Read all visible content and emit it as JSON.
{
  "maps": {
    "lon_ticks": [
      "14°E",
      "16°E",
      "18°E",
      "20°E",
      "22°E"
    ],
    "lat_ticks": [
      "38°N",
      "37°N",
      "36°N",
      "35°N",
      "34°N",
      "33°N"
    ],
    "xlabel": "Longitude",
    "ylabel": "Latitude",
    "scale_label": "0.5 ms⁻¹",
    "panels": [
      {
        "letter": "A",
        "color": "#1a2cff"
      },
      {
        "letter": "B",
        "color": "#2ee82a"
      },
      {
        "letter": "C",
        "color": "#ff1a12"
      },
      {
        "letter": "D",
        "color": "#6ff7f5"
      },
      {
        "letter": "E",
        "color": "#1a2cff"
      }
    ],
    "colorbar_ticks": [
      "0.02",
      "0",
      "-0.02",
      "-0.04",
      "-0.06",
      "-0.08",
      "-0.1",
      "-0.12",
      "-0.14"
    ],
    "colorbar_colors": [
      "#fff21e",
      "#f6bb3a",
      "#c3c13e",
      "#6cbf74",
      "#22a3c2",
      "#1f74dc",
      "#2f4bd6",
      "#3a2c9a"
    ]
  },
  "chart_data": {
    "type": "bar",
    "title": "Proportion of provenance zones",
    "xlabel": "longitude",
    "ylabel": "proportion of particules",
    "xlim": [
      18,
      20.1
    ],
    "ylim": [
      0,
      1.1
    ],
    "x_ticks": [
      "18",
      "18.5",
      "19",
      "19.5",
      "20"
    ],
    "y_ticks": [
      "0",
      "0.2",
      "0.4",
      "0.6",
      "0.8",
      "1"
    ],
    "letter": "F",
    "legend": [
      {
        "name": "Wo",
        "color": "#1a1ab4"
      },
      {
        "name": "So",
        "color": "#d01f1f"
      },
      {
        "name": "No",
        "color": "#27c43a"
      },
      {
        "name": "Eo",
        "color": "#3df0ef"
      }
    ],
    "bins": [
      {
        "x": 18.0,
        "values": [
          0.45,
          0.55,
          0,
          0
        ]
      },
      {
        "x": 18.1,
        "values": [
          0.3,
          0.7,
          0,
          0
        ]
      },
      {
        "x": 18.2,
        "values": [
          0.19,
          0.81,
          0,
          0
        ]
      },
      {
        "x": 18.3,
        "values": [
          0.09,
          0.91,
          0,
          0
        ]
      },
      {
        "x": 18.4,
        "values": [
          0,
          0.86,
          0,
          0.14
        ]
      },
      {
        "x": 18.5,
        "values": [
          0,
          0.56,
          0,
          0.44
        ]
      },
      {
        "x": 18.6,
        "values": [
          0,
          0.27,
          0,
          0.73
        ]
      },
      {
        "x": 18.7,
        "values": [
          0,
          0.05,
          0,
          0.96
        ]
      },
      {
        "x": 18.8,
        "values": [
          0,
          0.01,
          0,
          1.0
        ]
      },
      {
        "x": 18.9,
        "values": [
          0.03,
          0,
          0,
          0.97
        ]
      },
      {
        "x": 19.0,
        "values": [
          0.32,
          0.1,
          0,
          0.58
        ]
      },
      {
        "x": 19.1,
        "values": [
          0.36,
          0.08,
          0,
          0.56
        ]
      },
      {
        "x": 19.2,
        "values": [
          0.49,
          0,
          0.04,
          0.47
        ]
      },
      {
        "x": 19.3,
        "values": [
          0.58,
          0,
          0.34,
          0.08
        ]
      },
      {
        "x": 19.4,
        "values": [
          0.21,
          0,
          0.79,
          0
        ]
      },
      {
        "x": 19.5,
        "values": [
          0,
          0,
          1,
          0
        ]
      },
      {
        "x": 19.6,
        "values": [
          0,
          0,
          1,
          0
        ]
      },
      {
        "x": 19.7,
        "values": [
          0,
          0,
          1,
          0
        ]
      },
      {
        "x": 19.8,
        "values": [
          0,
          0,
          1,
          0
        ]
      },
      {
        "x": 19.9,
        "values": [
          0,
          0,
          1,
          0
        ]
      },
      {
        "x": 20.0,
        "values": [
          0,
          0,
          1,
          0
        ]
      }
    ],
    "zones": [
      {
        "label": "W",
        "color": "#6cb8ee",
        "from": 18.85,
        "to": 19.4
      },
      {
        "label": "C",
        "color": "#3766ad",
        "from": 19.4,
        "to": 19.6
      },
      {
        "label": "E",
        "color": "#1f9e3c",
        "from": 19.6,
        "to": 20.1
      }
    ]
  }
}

--------------------------------------------------

▸ **Your objective**
Report the number of lines in the listing where the string "ylabel" appears, and nothing besides.

▸ **Solution to this problem**
2